◆ Problem statement
Show every line containing "Ubicación" by copying it.

◆ Supplied entries
- - -

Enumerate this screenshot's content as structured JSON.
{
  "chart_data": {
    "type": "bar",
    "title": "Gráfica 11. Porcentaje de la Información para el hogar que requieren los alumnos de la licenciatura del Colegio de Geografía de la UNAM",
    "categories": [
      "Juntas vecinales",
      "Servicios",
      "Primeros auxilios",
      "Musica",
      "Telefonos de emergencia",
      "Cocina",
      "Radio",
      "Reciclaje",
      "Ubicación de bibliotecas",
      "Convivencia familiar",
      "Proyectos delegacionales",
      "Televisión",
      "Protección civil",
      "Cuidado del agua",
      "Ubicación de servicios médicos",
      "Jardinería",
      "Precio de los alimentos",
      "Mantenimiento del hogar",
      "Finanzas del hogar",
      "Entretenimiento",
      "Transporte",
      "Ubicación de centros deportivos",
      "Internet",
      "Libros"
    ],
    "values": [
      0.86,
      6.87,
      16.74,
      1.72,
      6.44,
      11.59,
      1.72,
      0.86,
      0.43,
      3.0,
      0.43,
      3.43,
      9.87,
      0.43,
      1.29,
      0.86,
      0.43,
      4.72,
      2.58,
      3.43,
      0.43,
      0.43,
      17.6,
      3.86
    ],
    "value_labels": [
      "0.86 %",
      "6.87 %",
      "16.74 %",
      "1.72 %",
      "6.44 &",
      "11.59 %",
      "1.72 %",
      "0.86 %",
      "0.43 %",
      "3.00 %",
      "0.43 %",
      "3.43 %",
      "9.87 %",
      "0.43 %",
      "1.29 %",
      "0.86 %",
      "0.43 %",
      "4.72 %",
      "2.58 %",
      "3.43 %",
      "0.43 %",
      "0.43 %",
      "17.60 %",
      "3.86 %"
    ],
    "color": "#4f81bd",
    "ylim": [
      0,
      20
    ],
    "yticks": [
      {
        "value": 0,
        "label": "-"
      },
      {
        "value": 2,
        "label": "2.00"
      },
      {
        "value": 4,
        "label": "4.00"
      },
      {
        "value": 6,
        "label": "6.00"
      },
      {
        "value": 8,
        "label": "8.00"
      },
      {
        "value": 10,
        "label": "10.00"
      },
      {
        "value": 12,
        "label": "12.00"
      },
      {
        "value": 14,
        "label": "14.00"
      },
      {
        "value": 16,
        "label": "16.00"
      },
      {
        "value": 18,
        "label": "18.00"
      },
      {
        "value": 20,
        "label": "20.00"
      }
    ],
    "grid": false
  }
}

- - -

◆ The completed task
      "Ubicación de bibliotecas",
      "Ubicación de servicios médicos",
      "Ubicación de centros deportivos",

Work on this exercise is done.